## Begin MATERIAL SUPPLIED
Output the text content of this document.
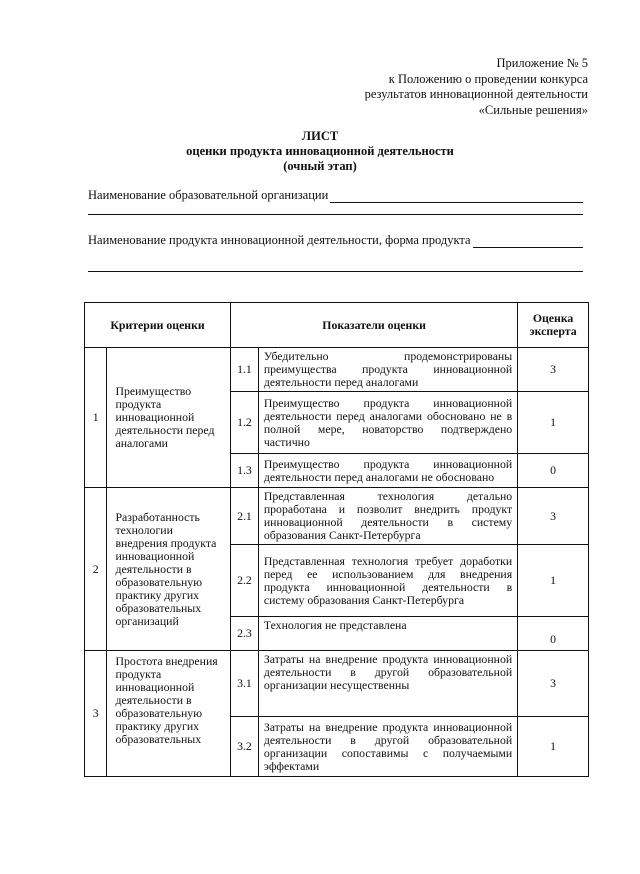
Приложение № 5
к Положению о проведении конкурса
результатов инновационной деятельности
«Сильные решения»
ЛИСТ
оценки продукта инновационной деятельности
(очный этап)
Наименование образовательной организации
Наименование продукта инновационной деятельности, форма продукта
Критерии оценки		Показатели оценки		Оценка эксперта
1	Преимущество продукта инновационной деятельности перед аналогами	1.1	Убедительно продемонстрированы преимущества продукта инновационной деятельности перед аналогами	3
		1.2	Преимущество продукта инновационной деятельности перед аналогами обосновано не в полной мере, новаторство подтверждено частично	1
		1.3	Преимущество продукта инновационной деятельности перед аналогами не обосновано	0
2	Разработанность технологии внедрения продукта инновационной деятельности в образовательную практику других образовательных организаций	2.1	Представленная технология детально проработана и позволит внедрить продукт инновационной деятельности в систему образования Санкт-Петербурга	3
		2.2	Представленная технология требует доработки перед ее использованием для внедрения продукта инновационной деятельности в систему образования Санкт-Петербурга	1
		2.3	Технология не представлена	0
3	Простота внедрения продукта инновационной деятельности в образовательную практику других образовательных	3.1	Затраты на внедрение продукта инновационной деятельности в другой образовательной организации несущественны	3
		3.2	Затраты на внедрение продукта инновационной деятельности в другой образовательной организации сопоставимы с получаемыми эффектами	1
## End MATERIAL SUPPLIED
## Begin MATERIAL SUPPLIED
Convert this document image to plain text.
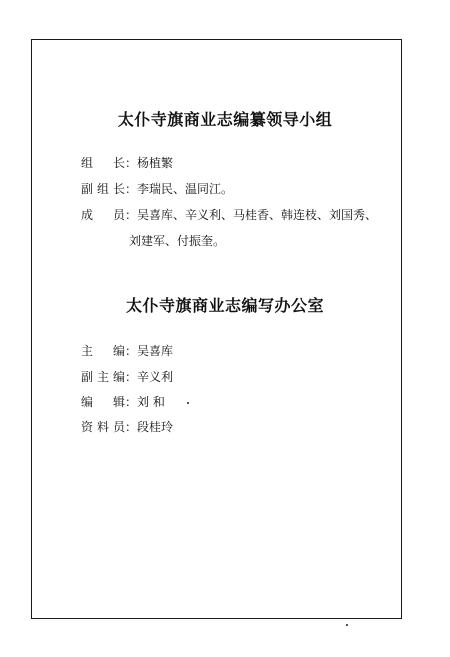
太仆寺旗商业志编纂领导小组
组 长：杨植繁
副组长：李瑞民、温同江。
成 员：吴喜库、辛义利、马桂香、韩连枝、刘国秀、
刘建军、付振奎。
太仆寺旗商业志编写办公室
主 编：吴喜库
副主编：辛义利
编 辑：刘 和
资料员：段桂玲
## End MATERIAL SUPPLIED
## Begin MATERIAL SUPPLIED
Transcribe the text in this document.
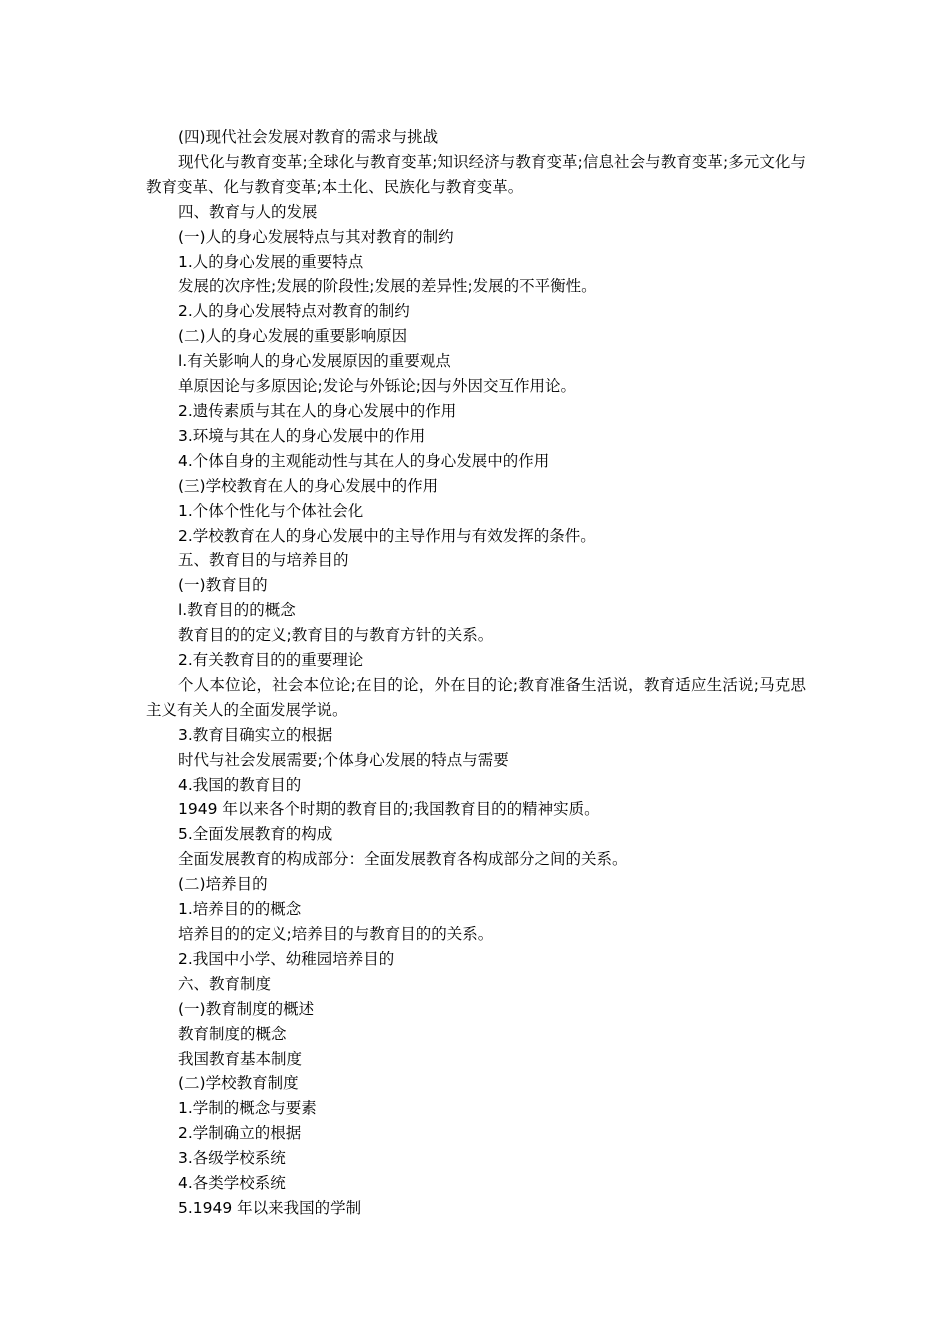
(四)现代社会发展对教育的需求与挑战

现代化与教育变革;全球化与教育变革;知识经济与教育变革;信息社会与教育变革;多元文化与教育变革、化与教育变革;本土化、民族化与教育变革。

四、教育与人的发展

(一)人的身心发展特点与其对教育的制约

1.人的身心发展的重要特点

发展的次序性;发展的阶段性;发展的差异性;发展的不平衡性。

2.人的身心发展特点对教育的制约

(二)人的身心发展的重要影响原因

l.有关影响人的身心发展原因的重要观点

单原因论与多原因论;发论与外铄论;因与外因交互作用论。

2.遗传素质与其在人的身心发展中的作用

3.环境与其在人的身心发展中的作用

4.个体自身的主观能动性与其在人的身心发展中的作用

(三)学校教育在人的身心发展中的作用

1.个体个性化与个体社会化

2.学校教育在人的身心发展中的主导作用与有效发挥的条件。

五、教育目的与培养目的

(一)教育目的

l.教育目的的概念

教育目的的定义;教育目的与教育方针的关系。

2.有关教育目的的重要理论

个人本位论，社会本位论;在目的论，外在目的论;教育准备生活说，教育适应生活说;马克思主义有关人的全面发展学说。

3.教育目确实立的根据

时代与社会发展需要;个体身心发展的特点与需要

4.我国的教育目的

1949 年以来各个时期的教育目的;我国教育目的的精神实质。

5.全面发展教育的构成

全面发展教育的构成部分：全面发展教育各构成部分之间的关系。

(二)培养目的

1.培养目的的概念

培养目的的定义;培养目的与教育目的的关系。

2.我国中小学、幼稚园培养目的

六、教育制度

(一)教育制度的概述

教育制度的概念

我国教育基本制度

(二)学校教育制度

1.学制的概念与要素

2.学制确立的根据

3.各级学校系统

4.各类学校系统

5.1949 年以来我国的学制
## End MATERIAL SUPPLIED
## EXERCISE AIM
Identify each line in the entries with the word "систему" and copy it.

## EXERCISE OUTPUT
2	Разработанность технологии внедрения продукта инновационной деятельности в образовательную практику других образовательных организаций	2.1	Представленная технология детально проработана и позволит внедрить продукт инновационной деятельности в систему образования Санкт-Петербурга	3
		2.2	Представленная технология требует доработки перед ее использованием для внедрения продукта инновационной деятельности в систему образования Санкт-Петербурга	1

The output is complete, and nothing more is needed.